* Required work: Collect all lines containing the word "Craftwork" from the data.

___ Excerpted data

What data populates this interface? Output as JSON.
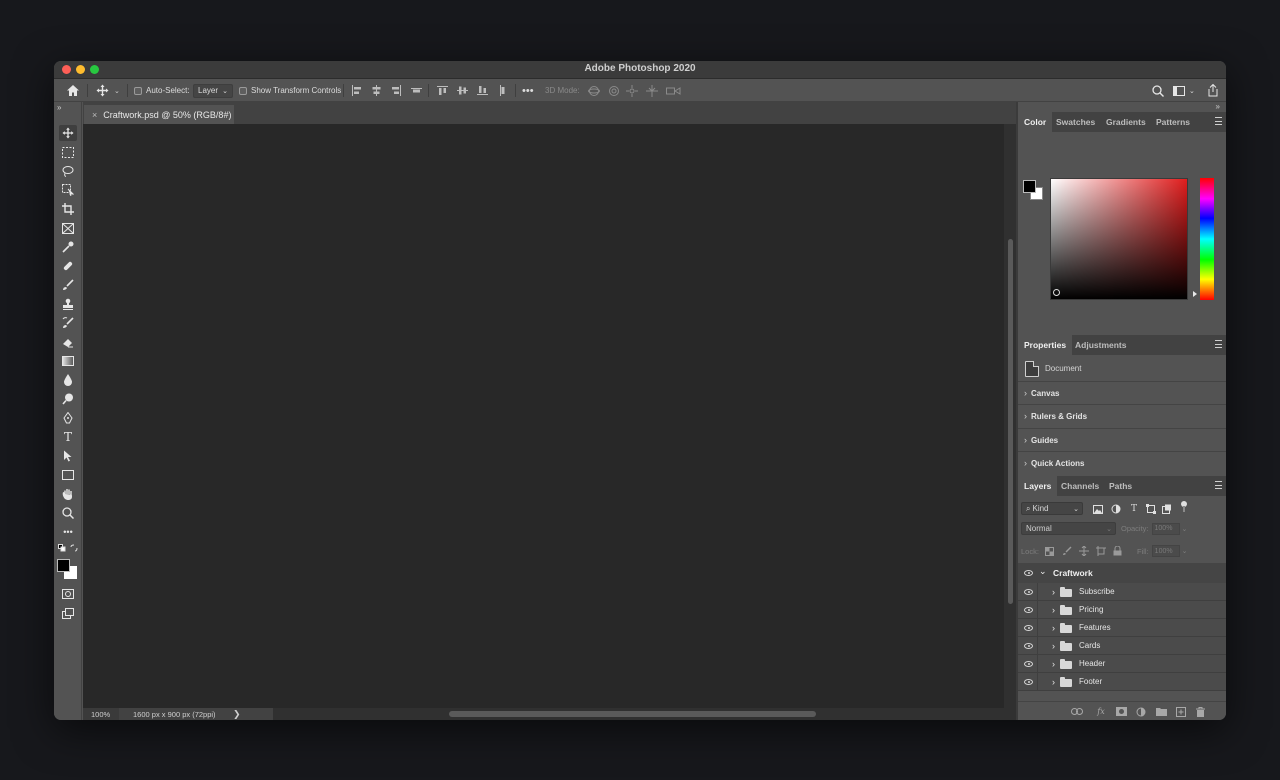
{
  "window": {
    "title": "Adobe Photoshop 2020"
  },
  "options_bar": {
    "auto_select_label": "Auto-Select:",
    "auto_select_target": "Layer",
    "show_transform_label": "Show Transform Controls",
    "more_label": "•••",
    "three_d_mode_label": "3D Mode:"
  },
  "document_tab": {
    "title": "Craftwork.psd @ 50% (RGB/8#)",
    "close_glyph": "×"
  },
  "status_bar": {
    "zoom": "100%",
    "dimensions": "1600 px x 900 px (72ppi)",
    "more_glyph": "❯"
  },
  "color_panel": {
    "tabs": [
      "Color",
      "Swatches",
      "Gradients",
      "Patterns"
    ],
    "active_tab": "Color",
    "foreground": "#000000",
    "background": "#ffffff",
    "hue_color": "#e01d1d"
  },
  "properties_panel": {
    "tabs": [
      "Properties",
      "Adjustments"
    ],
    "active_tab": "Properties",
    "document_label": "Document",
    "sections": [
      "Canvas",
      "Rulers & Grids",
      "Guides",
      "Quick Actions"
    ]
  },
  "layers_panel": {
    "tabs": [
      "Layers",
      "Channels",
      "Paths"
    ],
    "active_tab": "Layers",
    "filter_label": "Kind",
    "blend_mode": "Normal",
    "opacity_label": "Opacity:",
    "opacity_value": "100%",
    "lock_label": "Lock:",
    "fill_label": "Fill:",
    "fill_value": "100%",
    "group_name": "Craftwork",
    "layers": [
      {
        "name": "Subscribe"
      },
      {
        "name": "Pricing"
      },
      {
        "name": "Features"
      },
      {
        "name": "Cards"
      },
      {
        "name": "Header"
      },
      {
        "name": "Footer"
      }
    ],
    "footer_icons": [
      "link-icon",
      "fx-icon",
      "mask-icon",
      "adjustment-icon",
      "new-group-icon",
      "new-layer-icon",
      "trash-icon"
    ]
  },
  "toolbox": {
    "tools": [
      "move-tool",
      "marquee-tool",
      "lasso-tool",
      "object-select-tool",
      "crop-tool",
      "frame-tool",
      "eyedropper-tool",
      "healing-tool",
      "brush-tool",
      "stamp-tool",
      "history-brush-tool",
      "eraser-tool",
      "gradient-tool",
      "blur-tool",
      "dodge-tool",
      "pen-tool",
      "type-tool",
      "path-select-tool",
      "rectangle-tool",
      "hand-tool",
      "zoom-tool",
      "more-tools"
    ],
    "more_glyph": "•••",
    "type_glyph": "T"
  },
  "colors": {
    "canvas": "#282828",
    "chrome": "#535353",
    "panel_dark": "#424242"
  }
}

______
___ Excerpted data

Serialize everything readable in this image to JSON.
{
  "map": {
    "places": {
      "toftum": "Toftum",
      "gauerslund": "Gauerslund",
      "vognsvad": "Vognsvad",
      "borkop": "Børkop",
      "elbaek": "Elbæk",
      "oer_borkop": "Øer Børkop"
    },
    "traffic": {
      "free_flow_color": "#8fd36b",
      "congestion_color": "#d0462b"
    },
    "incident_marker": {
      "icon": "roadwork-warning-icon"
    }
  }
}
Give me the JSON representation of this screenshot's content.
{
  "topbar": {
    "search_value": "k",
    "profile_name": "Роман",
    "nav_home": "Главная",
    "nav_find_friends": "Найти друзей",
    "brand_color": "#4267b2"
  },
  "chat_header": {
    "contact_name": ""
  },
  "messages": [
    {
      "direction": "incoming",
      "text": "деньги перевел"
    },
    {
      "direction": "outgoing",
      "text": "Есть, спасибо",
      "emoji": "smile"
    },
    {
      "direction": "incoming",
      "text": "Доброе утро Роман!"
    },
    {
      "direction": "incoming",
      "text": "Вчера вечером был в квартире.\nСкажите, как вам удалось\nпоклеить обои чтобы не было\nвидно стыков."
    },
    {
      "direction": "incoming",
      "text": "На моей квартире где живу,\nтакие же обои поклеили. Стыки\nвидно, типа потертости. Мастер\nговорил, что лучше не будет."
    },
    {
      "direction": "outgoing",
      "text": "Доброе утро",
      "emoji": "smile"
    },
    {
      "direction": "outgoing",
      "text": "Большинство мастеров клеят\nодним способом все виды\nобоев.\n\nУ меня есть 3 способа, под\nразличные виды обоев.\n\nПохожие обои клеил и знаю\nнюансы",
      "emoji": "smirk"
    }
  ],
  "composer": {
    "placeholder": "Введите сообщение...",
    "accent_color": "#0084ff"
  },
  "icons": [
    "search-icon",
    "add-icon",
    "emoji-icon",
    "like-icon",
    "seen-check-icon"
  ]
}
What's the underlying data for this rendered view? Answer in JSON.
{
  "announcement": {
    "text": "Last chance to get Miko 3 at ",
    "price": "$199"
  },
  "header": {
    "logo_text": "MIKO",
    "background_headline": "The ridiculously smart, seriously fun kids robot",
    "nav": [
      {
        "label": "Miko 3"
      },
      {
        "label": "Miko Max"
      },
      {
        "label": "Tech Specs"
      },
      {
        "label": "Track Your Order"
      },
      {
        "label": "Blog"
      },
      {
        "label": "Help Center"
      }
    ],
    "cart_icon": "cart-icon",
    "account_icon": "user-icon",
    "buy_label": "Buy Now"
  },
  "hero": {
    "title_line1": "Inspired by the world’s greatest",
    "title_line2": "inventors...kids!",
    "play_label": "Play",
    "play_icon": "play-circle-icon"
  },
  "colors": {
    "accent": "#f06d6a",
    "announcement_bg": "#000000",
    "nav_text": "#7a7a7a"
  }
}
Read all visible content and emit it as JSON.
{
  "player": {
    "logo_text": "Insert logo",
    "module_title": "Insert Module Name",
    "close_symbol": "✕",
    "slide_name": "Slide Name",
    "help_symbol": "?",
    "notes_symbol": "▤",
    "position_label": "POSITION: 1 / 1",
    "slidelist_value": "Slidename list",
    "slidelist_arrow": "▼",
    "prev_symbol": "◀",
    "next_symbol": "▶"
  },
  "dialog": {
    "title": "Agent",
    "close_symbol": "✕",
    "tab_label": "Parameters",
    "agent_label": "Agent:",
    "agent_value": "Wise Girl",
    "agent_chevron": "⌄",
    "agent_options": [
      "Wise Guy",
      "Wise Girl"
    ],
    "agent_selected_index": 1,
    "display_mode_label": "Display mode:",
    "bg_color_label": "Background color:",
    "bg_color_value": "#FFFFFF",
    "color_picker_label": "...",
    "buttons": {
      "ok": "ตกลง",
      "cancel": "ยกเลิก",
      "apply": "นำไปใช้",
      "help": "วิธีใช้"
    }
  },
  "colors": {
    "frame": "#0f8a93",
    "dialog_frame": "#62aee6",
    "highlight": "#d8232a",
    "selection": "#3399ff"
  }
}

______
___ Excerpted data

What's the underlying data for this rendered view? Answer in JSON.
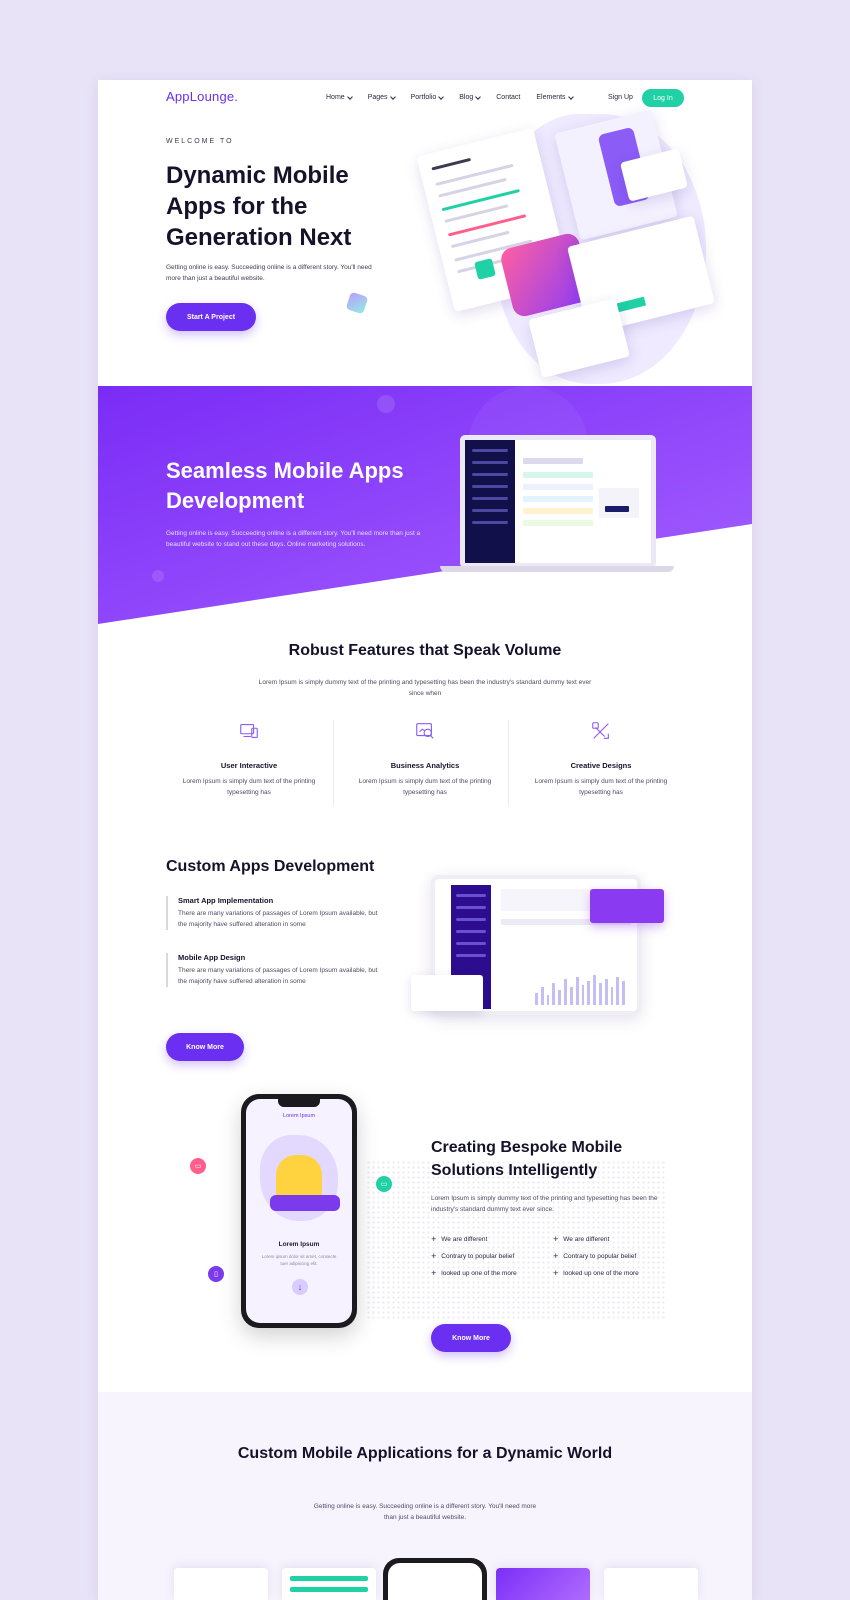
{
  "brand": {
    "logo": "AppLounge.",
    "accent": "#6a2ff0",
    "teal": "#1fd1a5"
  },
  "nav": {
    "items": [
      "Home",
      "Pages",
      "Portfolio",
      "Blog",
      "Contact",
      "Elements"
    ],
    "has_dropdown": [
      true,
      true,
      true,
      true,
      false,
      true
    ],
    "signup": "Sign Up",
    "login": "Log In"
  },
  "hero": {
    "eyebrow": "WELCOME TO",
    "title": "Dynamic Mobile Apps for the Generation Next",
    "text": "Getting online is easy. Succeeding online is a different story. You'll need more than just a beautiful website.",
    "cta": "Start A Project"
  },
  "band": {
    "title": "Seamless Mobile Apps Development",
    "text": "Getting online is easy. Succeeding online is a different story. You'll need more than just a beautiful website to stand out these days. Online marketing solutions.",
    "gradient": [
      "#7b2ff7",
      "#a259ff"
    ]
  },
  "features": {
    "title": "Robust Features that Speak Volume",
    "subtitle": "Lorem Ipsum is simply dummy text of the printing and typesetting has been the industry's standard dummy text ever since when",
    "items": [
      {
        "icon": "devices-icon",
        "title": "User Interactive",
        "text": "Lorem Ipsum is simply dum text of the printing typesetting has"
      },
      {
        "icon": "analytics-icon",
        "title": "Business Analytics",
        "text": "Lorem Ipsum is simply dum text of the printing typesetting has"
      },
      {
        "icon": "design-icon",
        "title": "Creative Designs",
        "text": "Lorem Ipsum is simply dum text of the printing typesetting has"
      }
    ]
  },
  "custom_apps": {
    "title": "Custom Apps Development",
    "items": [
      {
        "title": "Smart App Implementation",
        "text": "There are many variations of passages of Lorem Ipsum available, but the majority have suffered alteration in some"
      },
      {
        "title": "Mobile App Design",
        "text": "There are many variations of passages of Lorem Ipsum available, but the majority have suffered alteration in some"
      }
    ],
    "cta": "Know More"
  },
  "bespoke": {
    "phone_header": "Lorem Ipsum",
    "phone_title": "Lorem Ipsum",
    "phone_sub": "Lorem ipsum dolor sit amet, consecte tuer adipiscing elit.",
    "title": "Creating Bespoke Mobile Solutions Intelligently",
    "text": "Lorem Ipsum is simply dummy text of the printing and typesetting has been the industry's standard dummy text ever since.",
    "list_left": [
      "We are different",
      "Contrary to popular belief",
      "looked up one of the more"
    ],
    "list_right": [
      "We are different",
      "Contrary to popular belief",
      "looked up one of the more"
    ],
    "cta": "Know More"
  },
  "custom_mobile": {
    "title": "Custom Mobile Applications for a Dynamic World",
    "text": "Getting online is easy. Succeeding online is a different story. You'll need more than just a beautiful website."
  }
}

______

* Solved exercise:
    "title": "Craftwork.psd @ 50% (RGB/8#)",
    "group_name": "Craftwork",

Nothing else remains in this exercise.